(Stored records)
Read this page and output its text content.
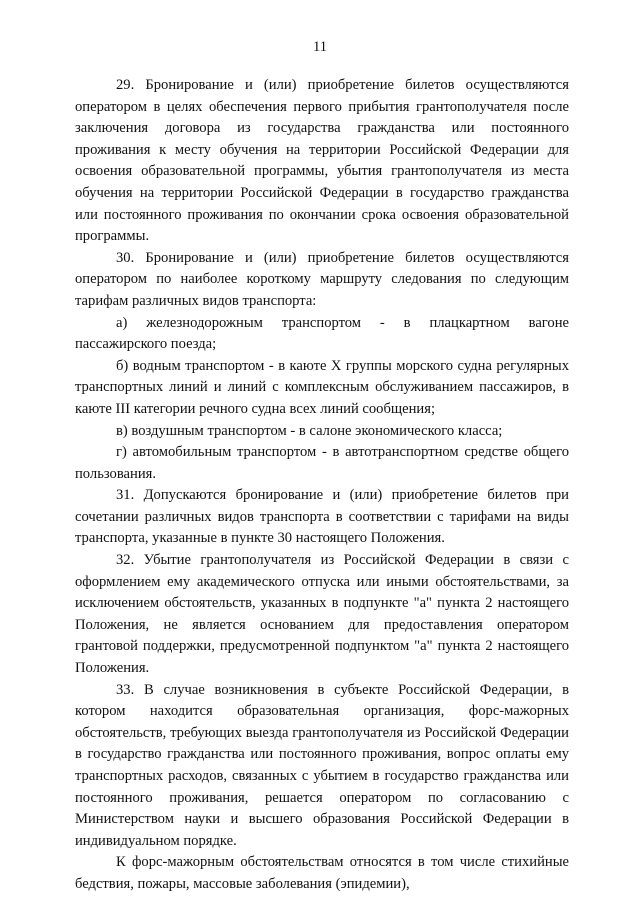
11

29. Бронирование и (или) приобретение билетов осуществляются оператором в целях обеспечения первого прибытия грантополучателя после заключения договора из государства гражданства или постоянного проживания к месту обучения на территории Российской Федерации для освоения образовательной программы, убытия грантополучателя из места обучения на территории Российской Федерации в государство гражданства или постоянного проживания по окончании срока освоения образовательной программы.

30. Бронирование и (или) приобретение билетов осуществляются оператором по наиболее короткому маршруту следования по следующим тарифам различных видов транспорта:

а) железнодорожным транспортом - в плацкартном вагоне пассажирского поезда;

б) водным транспортом - в каюте X группы морского судна регулярных транспортных линий и линий с комплексным обслуживанием пассажиров, в каюте III категории речного судна всех линий сообщения;

в) воздушным транспортом - в салоне экономического класса;

г) автомобильным транспортом - в автотранспортном средстве общего пользования.

31. Допускаются бронирование и (или) приобретение билетов при сочетании различных видов транспорта в соответствии с тарифами на виды транспорта, указанные в пункте 30 настоящего Положения.

32. Убытие грантополучателя из Российской Федерации в связи с оформлением ему академического отпуска или иными обстоятельствами, за исключением обстоятельств, указанных в подпункте "а" пункта 2 настоящего Положения, не является основанием для предоставления оператором грантовой поддержки, предусмотренной подпунктом "а" пункта 2 настоящего Положения.

33. В случае возникновения в субъекте Российской Федерации, в котором находится образовательная организация, форс-мажорных обстоятельств, требующих выезда грантополучателя из Российской Федерации в государство гражданства или постоянного проживания, вопрос оплаты ему транспортных расходов, связанных с убытием в государство гражданства или постоянного проживания, решается оператором по согласованию с Министерством науки и высшего образования Российской Федерации в индивидуальном порядке.

К форс-мажорным обстоятельствам относятся в том числе стихийные бедствия, пожары, массовые заболевания (эпидемии),
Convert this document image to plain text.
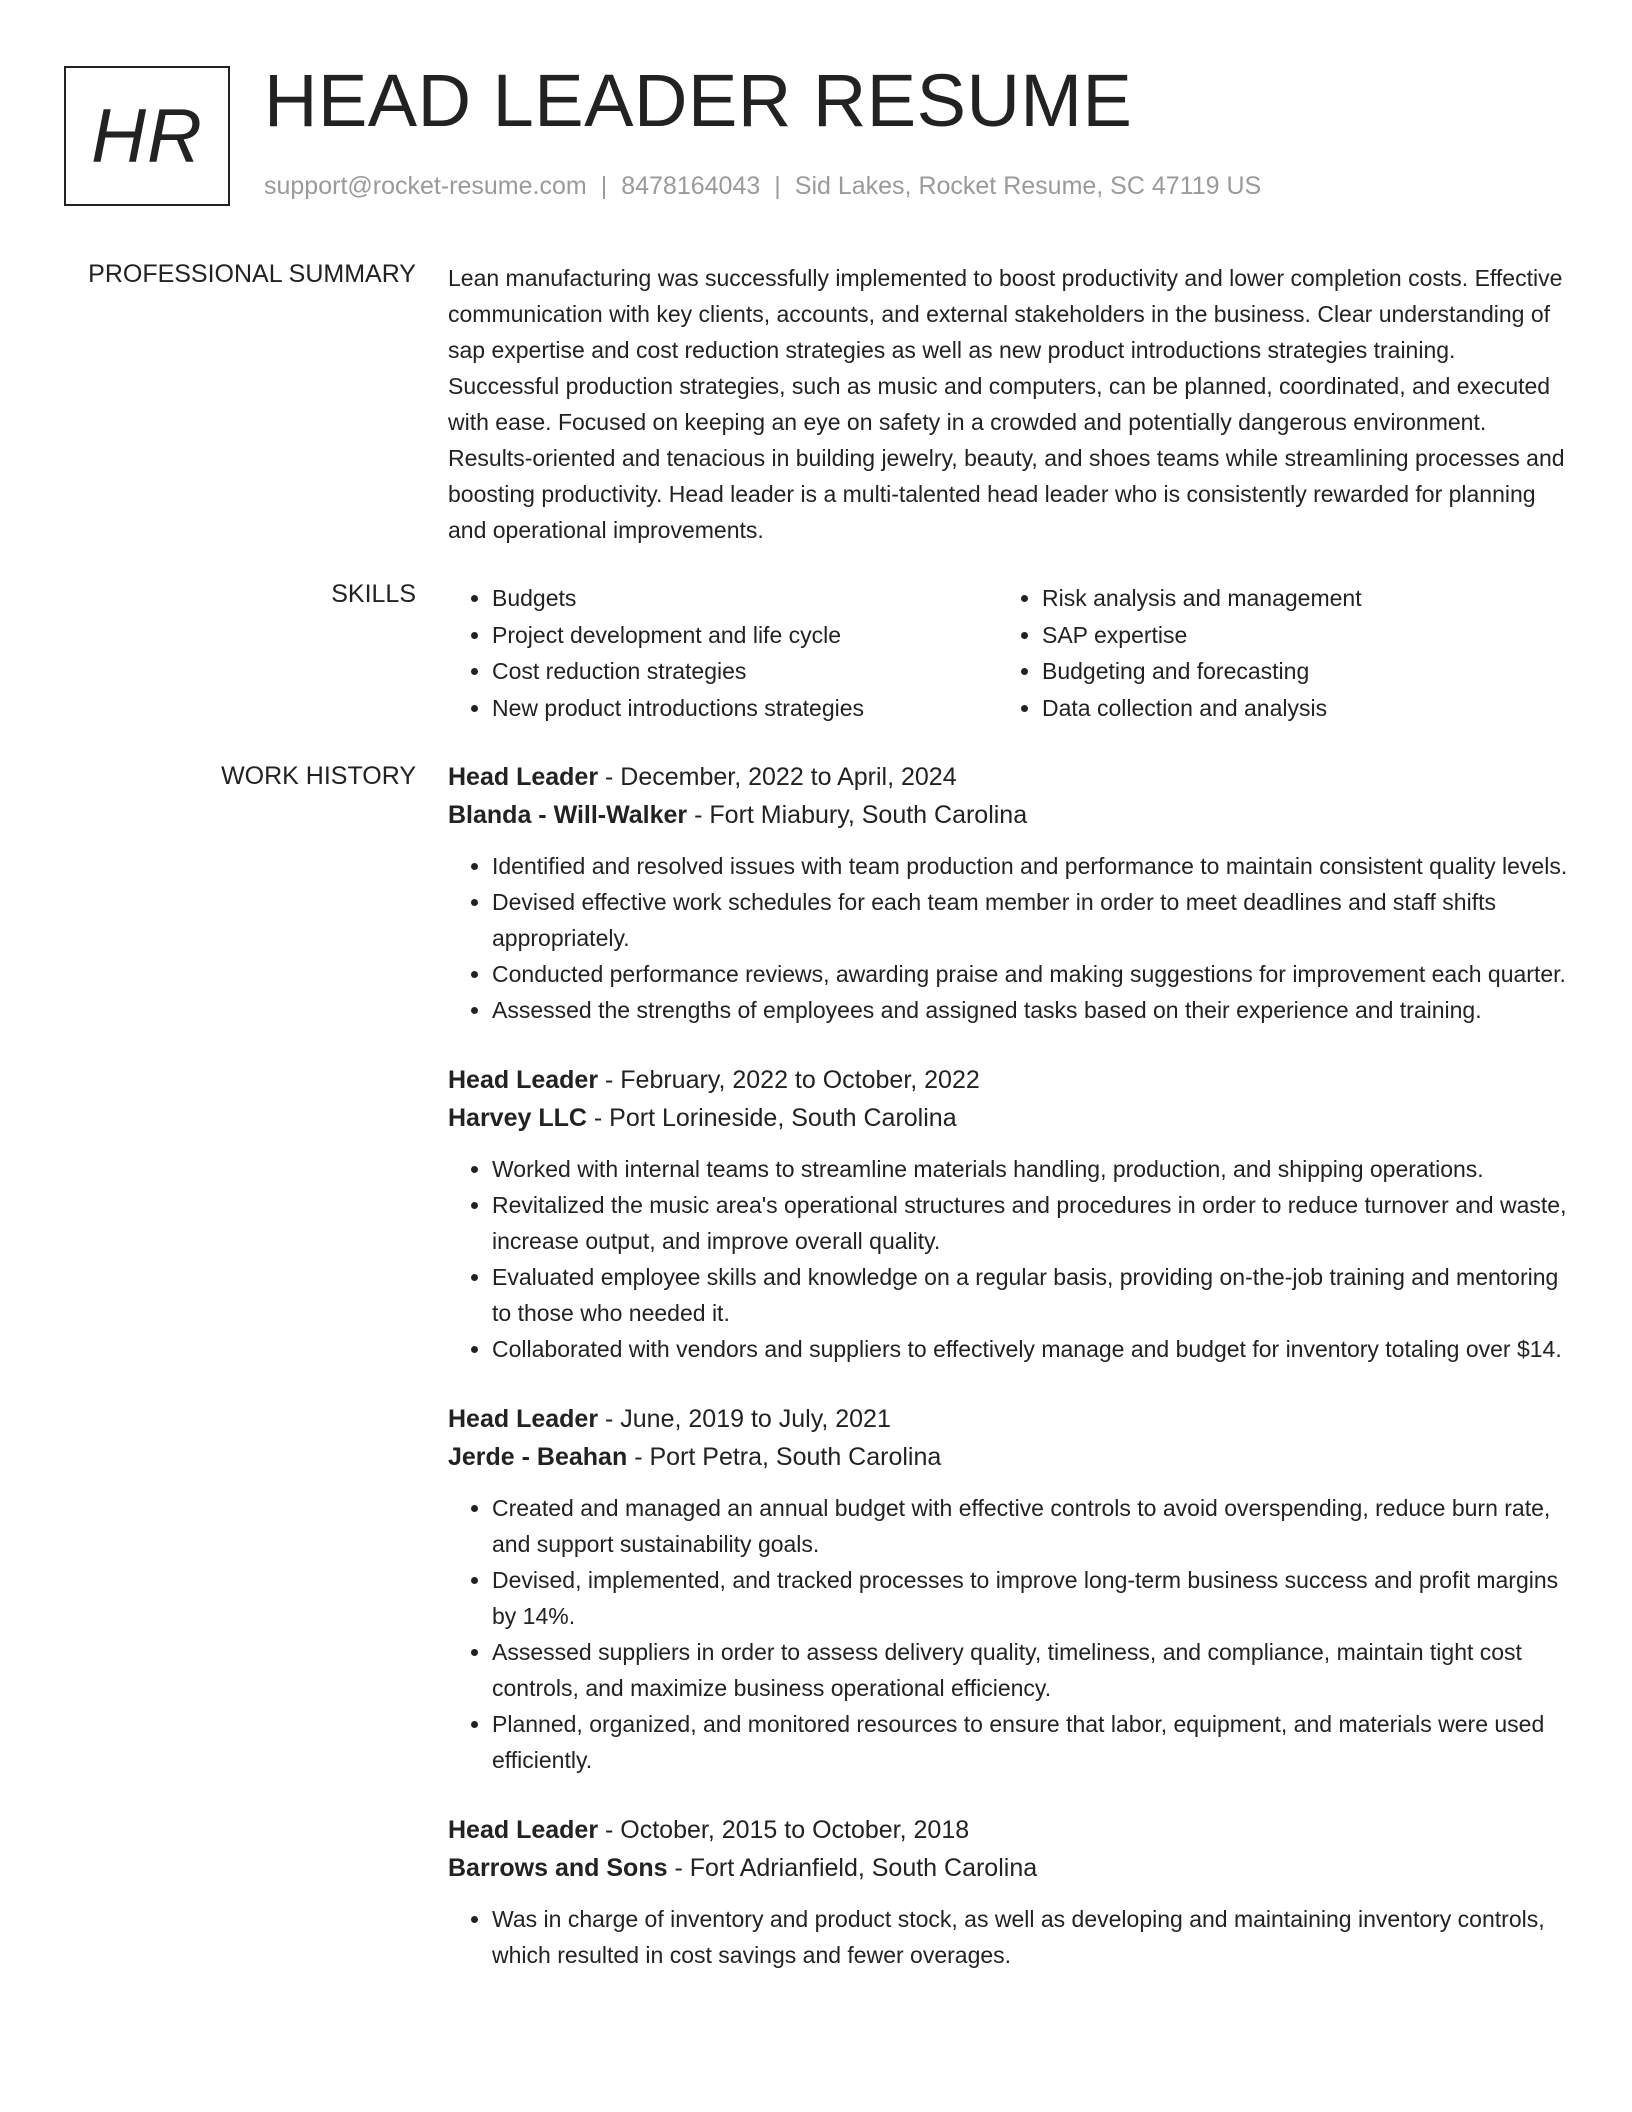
HR HEAD LEADER RESUME
support@rocket-resume.com | 8478164043 | Sid Lakes, Rocket Resume, SC 47119 US
PROFESSIONAL SUMMARY Lean manufacturing was successfully implemented to boost productivity and lower completion costs. Effective communication with key clients, accounts, and external stakeholders in the business. Clear understanding of sap expertise and cost reduction strategies as well as new product introductions strategies training. Successful production strategies, such as music and computers, can be planned, coordinated, and executed with ease. Focused on keeping an eye on safety in a crowded and potentially dangerous environment. Results-oriented and tenacious in building jewelry, beauty, and shoes teams while streamlining processes and boosting productivity. Head leader is a multi-talented head leader who is consistently rewarded for planning and operational improvements.

SKILLS
•	Budgets
• Project development and life cycle
• Cost reduction strategies
• New product introductions strategies
• Risk analysis and management
• SAP expertise
• Budgeting and forecasting
• Data collection and analysis
WORK HISTORY Head Leader - December, 2022 to April, 2024
Blanda - Will-Walker - Fort Miabury, South Carolina
• Identified and resolved issues with team production and performance to maintain consistent quality levels.
• Devised effective work schedules for each team member in order to meet deadlines and staff shifts appropriately.
• Conducted performance reviews, awarding praise and making suggestions for improvement each quarter.
• Assessed the strengths of employees and assigned tasks based on their experience and training.
Head Leader - February, 2022 to October, 2022
Harvey LLC - Port Lorineside, South Carolina
• Worked with internal teams to streamline materials handling, production, and shipping operations.
• Revitalized the music area's operational structures and procedures in order to reduce turnover and waste, increase output, and improve overall quality.
• Evaluated employee skills and knowledge on a regular basis, providing on-the-job training and mentoring to those who needed it.
• Collaborated with vendors and suppliers to effectively manage and budget for inventory totaling over $14.
Head Leader - June, 2019 to July, 2021
Jerde - Beahan - Port Petra, South Carolina
• Created and managed an annual budget with effective controls to avoid overspending, reduce burn rate, and support sustainability goals.
• Devised, implemented, and tracked processes to improve long-term business success and profit margins by 14%.
• Assessed suppliers in order to assess delivery quality, timeliness, and compliance, maintain tight cost controls, and maximize business operational efficiency.
• Planned, organized, and monitored resources to ensure that labor, equipment, and materials were used efficiently.
Head Leader - October, 2015 to October, 2018
Barrows and Sons - Fort Adrianfield, South Carolina
• Was in charge of inventory and product stock, as well as developing and maintaining inventory controls, which resulted in cost savings and fewer overages.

*GIVEN INSTRUCTION*. Filter for "Положения". Return all lines that hold it.

*COMPLETED TASK*.
31. Допускаются бронирование и (или) приобретение билетов при сочетании различных видов транспорта в соответствии с тарифами на виды транспорта, указанные в пункте 30 настоящего Положения.
32. Убытие грантополучателя из Российской Федерации в связи с оформлением ему академического отпуска или иными обстоятельствами, за исключением обстоятельств, указанных в подпункте "а" пункта 2 настоящего Положения, не является основанием для предоставления оператором грантовой поддержки, предусмотренной подпунктом "а" пункта 2 настоящего Положения.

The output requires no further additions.